**Work to complete**. Below is a set of records. Repeat all of them exactly.

**Dataset content**.
__________
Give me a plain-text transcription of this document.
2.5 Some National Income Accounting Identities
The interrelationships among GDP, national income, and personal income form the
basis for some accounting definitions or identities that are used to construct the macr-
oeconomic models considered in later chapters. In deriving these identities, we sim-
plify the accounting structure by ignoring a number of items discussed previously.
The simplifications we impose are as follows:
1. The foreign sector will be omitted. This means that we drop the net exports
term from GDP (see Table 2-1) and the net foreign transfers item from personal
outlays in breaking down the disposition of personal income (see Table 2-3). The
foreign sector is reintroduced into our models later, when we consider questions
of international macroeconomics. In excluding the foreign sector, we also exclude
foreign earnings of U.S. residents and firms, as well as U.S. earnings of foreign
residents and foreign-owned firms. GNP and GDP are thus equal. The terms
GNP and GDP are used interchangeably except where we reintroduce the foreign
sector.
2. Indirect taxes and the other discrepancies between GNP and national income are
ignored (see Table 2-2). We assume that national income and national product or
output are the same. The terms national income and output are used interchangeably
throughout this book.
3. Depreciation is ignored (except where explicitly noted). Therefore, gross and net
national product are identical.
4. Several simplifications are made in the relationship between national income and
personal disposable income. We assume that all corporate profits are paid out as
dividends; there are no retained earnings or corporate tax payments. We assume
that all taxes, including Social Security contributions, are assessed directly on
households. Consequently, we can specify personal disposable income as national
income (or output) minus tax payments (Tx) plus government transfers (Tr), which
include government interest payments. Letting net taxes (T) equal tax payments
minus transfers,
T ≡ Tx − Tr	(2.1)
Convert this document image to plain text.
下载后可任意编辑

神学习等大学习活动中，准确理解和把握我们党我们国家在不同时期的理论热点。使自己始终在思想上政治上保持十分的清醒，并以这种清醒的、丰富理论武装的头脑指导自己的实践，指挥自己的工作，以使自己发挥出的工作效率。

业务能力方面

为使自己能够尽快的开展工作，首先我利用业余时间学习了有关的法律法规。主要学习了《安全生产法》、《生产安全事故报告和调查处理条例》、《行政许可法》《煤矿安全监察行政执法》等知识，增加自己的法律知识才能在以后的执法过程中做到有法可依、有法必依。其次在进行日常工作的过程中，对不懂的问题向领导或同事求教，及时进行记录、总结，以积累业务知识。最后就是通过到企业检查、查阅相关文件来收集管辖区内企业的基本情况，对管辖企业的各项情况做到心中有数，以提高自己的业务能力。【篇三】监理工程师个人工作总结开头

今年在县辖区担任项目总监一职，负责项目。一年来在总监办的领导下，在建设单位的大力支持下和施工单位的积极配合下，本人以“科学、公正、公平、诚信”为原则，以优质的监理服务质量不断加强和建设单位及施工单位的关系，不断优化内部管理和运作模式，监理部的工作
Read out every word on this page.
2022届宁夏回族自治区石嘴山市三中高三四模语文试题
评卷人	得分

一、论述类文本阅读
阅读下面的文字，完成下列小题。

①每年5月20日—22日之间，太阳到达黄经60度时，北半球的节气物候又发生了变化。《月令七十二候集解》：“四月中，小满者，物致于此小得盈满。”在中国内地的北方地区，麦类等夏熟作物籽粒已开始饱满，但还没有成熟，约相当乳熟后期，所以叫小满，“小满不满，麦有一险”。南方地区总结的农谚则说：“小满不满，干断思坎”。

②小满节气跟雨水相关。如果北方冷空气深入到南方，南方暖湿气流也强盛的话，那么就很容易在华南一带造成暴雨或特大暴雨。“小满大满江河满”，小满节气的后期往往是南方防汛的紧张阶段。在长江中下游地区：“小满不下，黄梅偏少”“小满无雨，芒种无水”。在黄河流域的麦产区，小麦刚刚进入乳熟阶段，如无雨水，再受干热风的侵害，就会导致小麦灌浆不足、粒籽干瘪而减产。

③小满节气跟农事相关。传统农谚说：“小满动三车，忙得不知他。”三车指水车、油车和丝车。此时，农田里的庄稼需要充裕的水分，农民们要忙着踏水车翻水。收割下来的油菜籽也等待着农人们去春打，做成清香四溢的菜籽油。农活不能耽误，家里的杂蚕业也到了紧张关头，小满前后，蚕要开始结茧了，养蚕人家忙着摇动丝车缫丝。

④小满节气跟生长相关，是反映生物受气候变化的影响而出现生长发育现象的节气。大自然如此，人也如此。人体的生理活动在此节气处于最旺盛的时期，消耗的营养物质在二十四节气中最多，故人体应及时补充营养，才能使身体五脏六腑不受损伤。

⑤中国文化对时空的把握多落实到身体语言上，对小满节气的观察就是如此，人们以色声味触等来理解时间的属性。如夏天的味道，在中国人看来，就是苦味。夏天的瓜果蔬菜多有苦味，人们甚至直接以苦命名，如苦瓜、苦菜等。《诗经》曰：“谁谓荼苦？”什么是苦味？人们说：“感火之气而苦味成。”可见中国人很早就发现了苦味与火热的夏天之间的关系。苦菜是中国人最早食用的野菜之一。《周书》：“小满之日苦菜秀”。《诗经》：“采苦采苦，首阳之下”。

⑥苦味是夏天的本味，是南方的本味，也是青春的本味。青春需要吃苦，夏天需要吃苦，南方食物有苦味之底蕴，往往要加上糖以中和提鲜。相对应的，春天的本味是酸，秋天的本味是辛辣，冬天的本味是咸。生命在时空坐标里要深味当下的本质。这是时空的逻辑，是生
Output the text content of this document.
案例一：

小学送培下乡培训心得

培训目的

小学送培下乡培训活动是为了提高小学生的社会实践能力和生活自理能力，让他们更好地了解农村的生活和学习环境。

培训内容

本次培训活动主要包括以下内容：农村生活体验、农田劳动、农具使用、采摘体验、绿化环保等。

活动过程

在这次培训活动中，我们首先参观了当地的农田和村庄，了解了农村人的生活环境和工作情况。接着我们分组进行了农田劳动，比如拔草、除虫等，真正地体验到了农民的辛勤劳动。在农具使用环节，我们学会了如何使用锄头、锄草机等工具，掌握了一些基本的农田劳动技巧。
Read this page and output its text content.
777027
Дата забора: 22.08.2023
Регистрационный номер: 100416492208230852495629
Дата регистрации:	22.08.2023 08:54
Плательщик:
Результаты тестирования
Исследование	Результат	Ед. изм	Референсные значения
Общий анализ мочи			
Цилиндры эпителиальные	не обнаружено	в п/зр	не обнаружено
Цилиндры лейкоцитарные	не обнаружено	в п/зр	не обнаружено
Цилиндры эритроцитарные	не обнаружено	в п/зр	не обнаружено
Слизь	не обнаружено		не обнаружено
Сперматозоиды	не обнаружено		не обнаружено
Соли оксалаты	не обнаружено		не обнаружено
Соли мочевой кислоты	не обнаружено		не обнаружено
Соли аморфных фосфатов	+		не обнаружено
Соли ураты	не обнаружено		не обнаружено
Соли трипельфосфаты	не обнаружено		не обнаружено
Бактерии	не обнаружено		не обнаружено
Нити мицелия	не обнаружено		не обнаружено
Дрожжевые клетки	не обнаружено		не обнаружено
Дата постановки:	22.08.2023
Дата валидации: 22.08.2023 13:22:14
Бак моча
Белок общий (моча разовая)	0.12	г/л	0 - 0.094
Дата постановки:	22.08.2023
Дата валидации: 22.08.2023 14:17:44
__________
**Finished task**.
Give me a plain-text transcription of this document.
2.5 Some National Income Accounting Identities
The interrelationships among GDP, national income, and personal income form the
basis for some accounting definitions or identities that are used to construct the macr-
oeconomic models considered in later chapters. In deriving these identities, we sim-
plify the accounting structure by ignoring a number of items discussed previously.
The simplifications we impose are as follows:
1. The foreign sector will be omitted. This means that we drop the net exports
term from GDP (see Table 2-1) and the net foreign transfers item from personal
outlays in breaking down the disposition of personal income (see Table 2-3). The
foreign sector is reintroduced into our models later, when we consider questions
of international macroeconomics. In excluding the foreign sector, we also exclude
foreign earnings of U.S. residents and firms, as well as U.S. earnings of foreign
residents and foreign-owned firms. GNP and GDP are thus equal. The terms
GNP and GDP are used interchangeably except where we reintroduce the foreign
sector.
2. Indirect taxes and the other discrepancies between GNP and national income are
ignored (see Table 2-2). We assume that national income and national product or
output are the same. The terms national income and output are used interchangeably
throughout this book.
3. Depreciation is ignored (except where explicitly noted). Therefore, gross and net
national product are identical.
4. Several simplifications are made in the relationship between national income and
personal disposable income. We assume that all corporate profits are paid out as
dividends; there are no retained earnings or corporate tax payments. We assume
that all taxes, including Social Security contributions, are assessed directly on
households. Consequently, we can specify personal disposable income as national
income (or output) minus tax payments (Tx) plus government transfers (Tr), which
include government interest payments. Letting net taxes (T) equal tax payments
minus transfers,
T ≡ Tx − Tr	(2.1)
Convert this document image to plain text.
下载后可任意编辑

神学习等大学习活动中，准确理解和把握我们党我们国家在不同时期的理论热点。使自己始终在思想上政治上保持十分的清醒，并以这种清醒的、丰富理论武装的头脑指导自己的实践，指挥自己的工作，以使自己发挥出的工作效率。

业务能力方面

为使自己能够尽快的开展工作，首先我利用业余时间学习了有关的法律法规。主要学习了《安全生产法》、《生产安全事故报告和调查处理条例》、《行政许可法》《煤矿安全监察行政执法》等知识，增加自己的法律知识才能在以后的执法过程中做到有法可依、有法必依。其次在进行日常工作的过程中，对不懂的问题向领导或同事求教，及时进行记录、总结，以积累业务知识。最后就是通过到企业检查、查阅相关文件来收集管辖区内企业的基本情况，对管辖企业的各项情况做到心中有数，以提高自己的业务能力。【篇三】监理工程师个人工作总结开头

今年在县辖区担任项目总监一职，负责项目。一年来在总监办的领导下，在建设单位的大力支持下和施工单位的积极配合下，本人以“科学、公正、公平、诚信”为原则，以优质的监理服务质量不断加强和建设单位及施工单位的关系，不断优化内部管理和运作模式，监理部的工作
Read out every word on this page.
2022届宁夏回族自治区石嘴山市三中高三四模语文试题
评卷人	得分

一、论述类文本阅读
阅读下面的文字，完成下列小题。

①每年5月20日—22日之间，太阳到达黄经60度时，北半球的节气物候又发生了变化。《月令七十二候集解》：“四月中，小满者，物致于此小得盈满。”在中国内地的北方地区，麦类等夏熟作物籽粒已开始饱满，但还没有成熟，约相当乳熟后期，所以叫小满，“小满不满，麦有一险”。南方地区总结的农谚则说：“小满不满，干断思坎”。

②小满节气跟雨水相关。如果北方冷空气深入到南方，南方暖湿气流也强盛的话，那么就很容易在华南一带造成暴雨或特大暴雨。“小满大满江河满”，小满节气的后期往往是南方防汛的紧张阶段。在长江中下游地区：“小满不下，黄梅偏少”“小满无雨，芒种无水”。在黄河流域的麦产区，小麦刚刚进入乳熟阶段，如无雨水，再受干热风的侵害，就会导致小麦灌浆不足、粒籽干瘪而减产。

③小满节气跟农事相关。传统农谚说：“小满动三车，忙得不知他。”三车指水车、油车和丝车。此时，农田里的庄稼需要充裕的水分，农民们要忙着踏水车翻水。收割下来的油菜籽也等待着农人们去春打，做成清香四溢的菜籽油。农活不能耽误，家里的杂蚕业也到了紧张关头，小满前后，蚕要开始结茧了，养蚕人家忙着摇动丝车缫丝。

④小满节气跟生长相关，是反映生物受气候变化的影响而出现生长发育现象的节气。大自然如此，人也如此。人体的生理活动在此节气处于最旺盛的时期，消耗的营养物质在二十四节气中最多，故人体应及时补充营养，才能使身体五脏六腑不受损伤。

⑤中国文化对时空的把握多落实到身体语言上，对小满节气的观察就是如此，人们以色声味触等来理解时间的属性。如夏天的味道，在中国人看来，就是苦味。夏天的瓜果蔬菜多有苦味，人们甚至直接以苦命名，如苦瓜、苦菜等。《诗经》曰：“谁谓荼苦？”什么是苦味？人们说：“感火之气而苦味成。”可见中国人很早就发现了苦味与火热的夏天之间的关系。苦菜是中国人最早食用的野菜之一。《周书》：“小满之日苦菜秀”。《诗经》：“采苦采苦，首阳之下”。

⑥苦味是夏天的本味，是南方的本味，也是青春的本味。青春需要吃苦，夏天需要吃苦，南方食物有苦味之底蕴，往往要加上糖以中和提鲜。相对应的，春天的本味是酸，秋天的本味是辛辣，冬天的本味是咸。生命在时空坐标里要深味当下的本质。这是时空的逻辑，是生
Output the text content of this document.
案例一：

小学送培下乡培训心得

培训目的

小学送培下乡培训活动是为了提高小学生的社会实践能力和生活自理能力，让他们更好地了解农村的生活和学习环境。

培训内容

本次培训活动主要包括以下内容：农村生活体验、农田劳动、农具使用、采摘体验、绿化环保等。

活动过程

在这次培训活动中，我们首先参观了当地的农田和村庄，了解了农村人的生活环境和工作情况。接着我们分组进行了农田劳动，比如拔草、除虫等，真正地体验到了农民的辛勤劳动。在农具使用环节，我们学会了如何使用锄头、锄草机等工具，掌握了一些基本的农田劳动技巧。
Read this page and output its text content.
777027
Дата забора: 22.08.2023
Регистрационный номер: 100416492208230852495629
Дата регистрации:	22.08.2023 08:54
Плательщик:
Результаты тестирования
Исследование	Результат	Ед. изм	Референсные значения
Общий анализ мочи			
Цилиндры эпителиальные	не обнаружено	в п/зр	не обнаружено
Цилиндры лейкоцитарные	не обнаружено	в п/зр	не обнаружено
Цилиндры эритроцитарные	не обнаружено	в п/зр	не обнаружено
Слизь	не обнаружено		не обнаружено
Сперматозоиды	не обнаружено		не обнаружено
Соли оксалаты	не обнаружено		не обнаружено
Соли мочевой кислоты	не обнаружено		не обнаружено
Соли аморфных фосфатов	+		не обнаружено
Соли ураты	не обнаружено		не обнаружено
Соли трипельфосфаты	не обнаружено		не обнаружено
Бактерии	не обнаружено		не обнаружено
Нити мицелия	не обнаружено		не обнаружено
Дрожжевые клетки	не обнаружено		не обнаружено
Дата постановки:	22.08.2023
Дата валидации: 22.08.2023 13:22:14
Бак моча
Белок общий (моча разовая)	0.12	г/л	0 - 0.094
Дата постановки:	22.08.2023
Дата валидации: 22.08.2023 14:17:44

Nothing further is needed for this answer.